Gather each line of the entries below that includes "date".
──────────
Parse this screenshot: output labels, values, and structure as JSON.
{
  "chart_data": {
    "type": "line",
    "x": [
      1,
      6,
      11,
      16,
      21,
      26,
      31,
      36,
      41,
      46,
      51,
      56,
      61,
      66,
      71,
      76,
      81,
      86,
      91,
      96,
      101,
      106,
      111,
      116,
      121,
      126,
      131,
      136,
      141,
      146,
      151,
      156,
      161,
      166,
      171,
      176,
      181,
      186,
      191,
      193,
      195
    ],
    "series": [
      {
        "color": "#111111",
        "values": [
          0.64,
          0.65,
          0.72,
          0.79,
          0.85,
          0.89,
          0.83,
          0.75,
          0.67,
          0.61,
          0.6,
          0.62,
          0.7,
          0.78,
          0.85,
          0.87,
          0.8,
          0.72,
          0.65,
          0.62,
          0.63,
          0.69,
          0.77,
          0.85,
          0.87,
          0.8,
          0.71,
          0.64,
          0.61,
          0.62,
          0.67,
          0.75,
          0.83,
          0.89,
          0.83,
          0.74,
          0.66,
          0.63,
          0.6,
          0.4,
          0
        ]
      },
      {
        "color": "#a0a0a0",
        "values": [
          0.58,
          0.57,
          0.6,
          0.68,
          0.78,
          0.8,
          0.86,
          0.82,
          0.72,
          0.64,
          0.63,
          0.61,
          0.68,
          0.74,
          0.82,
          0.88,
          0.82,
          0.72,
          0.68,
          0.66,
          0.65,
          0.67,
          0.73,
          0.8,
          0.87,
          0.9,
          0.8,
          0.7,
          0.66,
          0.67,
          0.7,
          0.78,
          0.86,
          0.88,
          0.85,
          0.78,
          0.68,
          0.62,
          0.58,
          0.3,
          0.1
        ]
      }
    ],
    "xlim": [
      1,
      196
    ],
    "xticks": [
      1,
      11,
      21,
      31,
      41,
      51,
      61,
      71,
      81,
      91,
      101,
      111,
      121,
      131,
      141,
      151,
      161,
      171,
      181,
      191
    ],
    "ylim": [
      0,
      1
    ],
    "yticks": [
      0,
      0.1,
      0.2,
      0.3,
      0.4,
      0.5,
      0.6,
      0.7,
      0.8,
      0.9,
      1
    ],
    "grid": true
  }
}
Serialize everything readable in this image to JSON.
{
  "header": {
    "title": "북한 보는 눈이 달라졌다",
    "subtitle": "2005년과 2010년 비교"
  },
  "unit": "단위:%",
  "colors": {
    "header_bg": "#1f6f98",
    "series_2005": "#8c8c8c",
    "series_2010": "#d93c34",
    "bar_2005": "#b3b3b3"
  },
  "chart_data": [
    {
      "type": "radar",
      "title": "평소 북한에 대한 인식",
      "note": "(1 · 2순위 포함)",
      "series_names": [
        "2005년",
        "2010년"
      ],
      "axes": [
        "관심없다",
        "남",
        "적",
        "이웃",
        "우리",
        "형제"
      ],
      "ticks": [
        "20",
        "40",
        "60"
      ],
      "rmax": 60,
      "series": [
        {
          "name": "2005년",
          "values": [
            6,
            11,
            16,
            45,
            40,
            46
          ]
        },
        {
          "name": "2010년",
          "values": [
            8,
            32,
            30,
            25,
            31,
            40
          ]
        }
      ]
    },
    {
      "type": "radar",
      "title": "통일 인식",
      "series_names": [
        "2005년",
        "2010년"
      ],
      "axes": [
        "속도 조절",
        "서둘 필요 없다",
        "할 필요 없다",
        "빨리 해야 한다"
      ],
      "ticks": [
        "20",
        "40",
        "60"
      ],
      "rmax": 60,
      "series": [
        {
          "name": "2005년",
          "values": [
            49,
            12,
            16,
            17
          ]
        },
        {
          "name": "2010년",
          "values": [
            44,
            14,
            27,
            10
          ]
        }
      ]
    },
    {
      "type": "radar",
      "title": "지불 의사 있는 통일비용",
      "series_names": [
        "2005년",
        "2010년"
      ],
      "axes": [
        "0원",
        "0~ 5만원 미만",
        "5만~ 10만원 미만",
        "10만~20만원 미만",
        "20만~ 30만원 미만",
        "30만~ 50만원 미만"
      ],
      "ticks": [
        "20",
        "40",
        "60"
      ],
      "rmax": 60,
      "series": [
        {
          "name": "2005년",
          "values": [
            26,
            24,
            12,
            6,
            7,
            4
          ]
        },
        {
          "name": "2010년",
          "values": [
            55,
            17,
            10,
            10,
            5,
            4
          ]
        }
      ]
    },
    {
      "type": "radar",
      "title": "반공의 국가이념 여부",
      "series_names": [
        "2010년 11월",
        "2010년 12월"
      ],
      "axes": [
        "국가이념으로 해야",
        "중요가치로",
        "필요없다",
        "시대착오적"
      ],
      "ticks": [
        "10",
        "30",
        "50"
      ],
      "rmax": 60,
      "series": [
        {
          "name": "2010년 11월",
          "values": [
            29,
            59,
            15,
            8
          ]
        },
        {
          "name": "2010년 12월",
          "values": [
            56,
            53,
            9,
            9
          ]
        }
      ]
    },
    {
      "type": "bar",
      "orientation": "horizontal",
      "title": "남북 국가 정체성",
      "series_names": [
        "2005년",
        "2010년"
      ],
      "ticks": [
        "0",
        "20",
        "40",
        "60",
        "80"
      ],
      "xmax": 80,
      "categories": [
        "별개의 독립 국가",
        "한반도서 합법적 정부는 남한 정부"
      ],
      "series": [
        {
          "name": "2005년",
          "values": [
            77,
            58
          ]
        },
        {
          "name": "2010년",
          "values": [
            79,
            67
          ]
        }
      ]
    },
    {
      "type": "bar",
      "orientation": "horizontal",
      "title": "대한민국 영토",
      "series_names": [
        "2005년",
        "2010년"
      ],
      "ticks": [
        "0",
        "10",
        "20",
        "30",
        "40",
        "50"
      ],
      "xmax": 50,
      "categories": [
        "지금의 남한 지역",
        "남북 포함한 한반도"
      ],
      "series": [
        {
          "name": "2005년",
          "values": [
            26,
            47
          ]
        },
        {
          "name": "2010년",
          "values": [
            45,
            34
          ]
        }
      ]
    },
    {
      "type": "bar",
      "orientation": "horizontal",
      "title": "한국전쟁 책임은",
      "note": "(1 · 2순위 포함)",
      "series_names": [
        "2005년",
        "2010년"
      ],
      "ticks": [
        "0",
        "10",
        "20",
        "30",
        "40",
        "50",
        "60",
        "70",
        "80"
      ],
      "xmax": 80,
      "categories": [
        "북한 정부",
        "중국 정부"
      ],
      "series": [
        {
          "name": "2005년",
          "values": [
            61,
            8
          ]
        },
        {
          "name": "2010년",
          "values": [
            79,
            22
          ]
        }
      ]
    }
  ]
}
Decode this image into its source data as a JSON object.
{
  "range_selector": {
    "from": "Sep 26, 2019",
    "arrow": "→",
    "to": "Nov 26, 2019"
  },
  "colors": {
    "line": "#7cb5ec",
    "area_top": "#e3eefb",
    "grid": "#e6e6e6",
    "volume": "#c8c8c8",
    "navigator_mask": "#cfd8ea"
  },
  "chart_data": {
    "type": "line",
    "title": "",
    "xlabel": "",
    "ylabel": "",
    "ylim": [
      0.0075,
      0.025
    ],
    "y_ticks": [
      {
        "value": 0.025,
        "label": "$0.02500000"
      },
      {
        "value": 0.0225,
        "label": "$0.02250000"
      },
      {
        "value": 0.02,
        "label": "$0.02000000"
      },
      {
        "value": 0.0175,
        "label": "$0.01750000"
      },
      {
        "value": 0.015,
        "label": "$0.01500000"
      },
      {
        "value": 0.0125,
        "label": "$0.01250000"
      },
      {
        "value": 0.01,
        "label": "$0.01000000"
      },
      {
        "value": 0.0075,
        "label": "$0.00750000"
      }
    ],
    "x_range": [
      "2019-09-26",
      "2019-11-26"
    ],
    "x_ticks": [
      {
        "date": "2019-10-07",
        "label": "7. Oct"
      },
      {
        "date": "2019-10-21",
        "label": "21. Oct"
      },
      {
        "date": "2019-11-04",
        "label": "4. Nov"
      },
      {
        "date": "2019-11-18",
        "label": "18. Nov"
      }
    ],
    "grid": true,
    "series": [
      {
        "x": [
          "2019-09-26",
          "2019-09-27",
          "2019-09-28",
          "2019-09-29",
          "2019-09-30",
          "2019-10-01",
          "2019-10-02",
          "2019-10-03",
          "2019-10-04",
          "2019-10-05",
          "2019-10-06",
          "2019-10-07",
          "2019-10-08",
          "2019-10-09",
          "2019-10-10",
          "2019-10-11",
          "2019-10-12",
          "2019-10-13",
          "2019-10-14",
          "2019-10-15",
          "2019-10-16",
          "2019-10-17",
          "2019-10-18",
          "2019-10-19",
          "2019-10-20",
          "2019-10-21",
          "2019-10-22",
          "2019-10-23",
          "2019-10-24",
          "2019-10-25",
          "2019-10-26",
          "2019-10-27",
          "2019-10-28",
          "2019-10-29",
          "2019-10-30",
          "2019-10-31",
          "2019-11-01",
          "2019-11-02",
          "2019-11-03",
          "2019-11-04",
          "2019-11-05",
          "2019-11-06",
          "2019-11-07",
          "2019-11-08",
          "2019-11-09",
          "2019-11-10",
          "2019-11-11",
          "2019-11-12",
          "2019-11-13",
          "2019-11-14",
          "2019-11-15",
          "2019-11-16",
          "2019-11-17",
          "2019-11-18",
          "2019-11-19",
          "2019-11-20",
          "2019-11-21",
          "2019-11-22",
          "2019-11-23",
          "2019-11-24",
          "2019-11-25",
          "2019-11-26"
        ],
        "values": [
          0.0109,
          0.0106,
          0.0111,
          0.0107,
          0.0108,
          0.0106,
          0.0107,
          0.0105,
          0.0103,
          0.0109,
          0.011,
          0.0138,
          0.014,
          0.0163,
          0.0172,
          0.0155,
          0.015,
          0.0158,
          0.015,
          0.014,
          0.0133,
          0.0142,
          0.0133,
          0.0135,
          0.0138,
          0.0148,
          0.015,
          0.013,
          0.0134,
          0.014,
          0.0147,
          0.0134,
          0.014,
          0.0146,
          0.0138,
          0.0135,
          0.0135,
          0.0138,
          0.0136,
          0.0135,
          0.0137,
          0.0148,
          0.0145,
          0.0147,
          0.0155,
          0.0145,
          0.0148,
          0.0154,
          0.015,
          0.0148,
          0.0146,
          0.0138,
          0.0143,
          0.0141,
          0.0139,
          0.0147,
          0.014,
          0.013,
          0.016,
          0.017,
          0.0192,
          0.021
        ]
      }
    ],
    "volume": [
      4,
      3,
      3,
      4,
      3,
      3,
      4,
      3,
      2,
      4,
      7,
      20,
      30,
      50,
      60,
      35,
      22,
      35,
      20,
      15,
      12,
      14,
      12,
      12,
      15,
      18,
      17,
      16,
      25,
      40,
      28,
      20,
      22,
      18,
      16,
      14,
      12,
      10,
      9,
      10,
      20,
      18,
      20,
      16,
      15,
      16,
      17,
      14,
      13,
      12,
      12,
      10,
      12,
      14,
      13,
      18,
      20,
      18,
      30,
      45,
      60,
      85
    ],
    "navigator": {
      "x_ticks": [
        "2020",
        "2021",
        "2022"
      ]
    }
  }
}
──────────
## EXERCISE SOLUTION
        "date": "2019-10-07",
        "date": "2019-10-21",
        "date": "2019-11-04",
        "date": "2019-11-18",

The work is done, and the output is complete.